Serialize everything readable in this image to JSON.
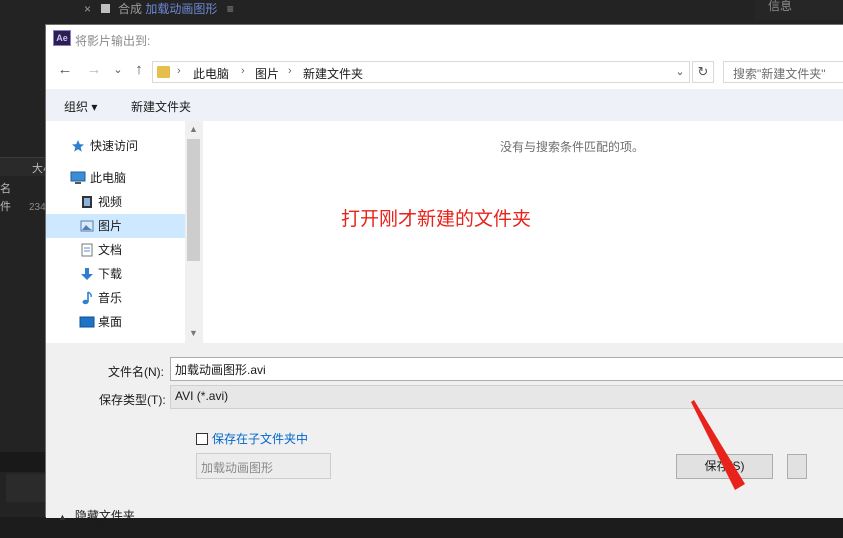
{
  "background_app": {
    "tab_label": "合成",
    "composition_name": "加载动画图形",
    "menu_glyph": "≡",
    "info_panel_title": "信息",
    "column_label": "大小",
    "row1_label": "名",
    "row2_label": "件",
    "row2_value": "234"
  },
  "dialog": {
    "title": "将影片输出到:",
    "app_badge": "Ae",
    "nav": {
      "back": "←",
      "forward": "→",
      "recent": "⌄",
      "up": "↑",
      "refresh": "↻",
      "dropdown": "⌄"
    },
    "breadcrumb": [
      "此电脑",
      "图片",
      "新建文件夹"
    ],
    "breadcrumb_sep": "›",
    "search_placeholder": "搜索\"新建文件夹\"",
    "toolbar": {
      "organize": "组织 ▾",
      "new_folder": "新建文件夹"
    },
    "sidebar": {
      "items": [
        {
          "label": "快速访问",
          "icon": "star-icon"
        },
        {
          "label": "此电脑",
          "icon": "computer-icon"
        },
        {
          "label": "视频",
          "icon": "video-icon"
        },
        {
          "label": "图片",
          "icon": "pictures-icon"
        },
        {
          "label": "文档",
          "icon": "document-icon"
        },
        {
          "label": "下载",
          "icon": "download-icon"
        },
        {
          "label": "音乐",
          "icon": "music-icon"
        },
        {
          "label": "桌面",
          "icon": "desktop-icon"
        }
      ],
      "selected_index": 3
    },
    "empty_message": "没有与搜索条件匹配的项。",
    "annotation": "打开刚才新建的文件夹",
    "filename_label": "文件名(N):",
    "filename_value": "加载动画图形.avi",
    "filetype_label": "保存类型(T):",
    "filetype_value": "AVI (*.avi)",
    "subfolder_checkbox_label": "保存在子文件夹中",
    "subfolder_value": "加载动画图形",
    "hide_folders_label": "隐藏文件夹",
    "save_button": "保存(S)"
  }
}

WHAT TO DO
All of the material above should be reproduced exactly, except the pictures.

REPLY
Serialize everything readable in this image to JSON.
{
  "background_app": {
    "tab_label": "合成",
    "composition_name": "加载动画图形",
    "menu_glyph": "≡",
    "info_panel_title": "信息",
    "column_label": "大小",
    "row1_label": "名",
    "row2_label": "件",
    "row2_value": "234"
  },
  "dialog": {
    "title": "将影片输出到:",
    "app_badge": "Ae",
    "nav": {
      "back": "←",
      "forward": "→",
      "recent": "⌄",
      "up": "↑",
      "refresh": "↻",
      "dropdown": "⌄"
    },
    "breadcrumb": [
      "此电脑",
      "图片",
      "新建文件夹"
    ],
    "breadcrumb_sep": "›",
    "search_placeholder": "搜索\"新建文件夹\"",
    "toolbar": {
      "organize": "组织 ▾",
      "new_folder": "新建文件夹"
    },
    "sidebar": {
      "items": [
        {
          "label": "快速访问",
          "icon": "star-icon"
        },
        {
          "label": "此电脑",
          "icon": "computer-icon"
        },
        {
          "label": "视频",
          "icon": "video-icon"
        },
        {
          "label": "图片",
          "icon": "pictures-icon"
        },
        {
          "label": "文档",
          "icon": "document-icon"
        },
        {
          "label": "下载",
          "icon": "download-icon"
        },
        {
          "label": "音乐",
          "icon": "music-icon"
        },
        {
          "label": "桌面",
          "icon": "desktop-icon"
        }
      ],
      "selected_index": 3
    },
    "empty_message": "没有与搜索条件匹配的项。",
    "annotation": "打开刚才新建的文件夹",
    "filename_label": "文件名(N):",
    "filename_value": "加载动画图形.avi",
    "filetype_label": "保存类型(T):",
    "filetype_value": "AVI (*.avi)",
    "subfolder_checkbox_label": "保存在子文件夹中",
    "subfolder_value": "加载动画图形",
    "hide_folders_label": "隐藏文件夹",
    "save_button": "保存(S)"
  }
}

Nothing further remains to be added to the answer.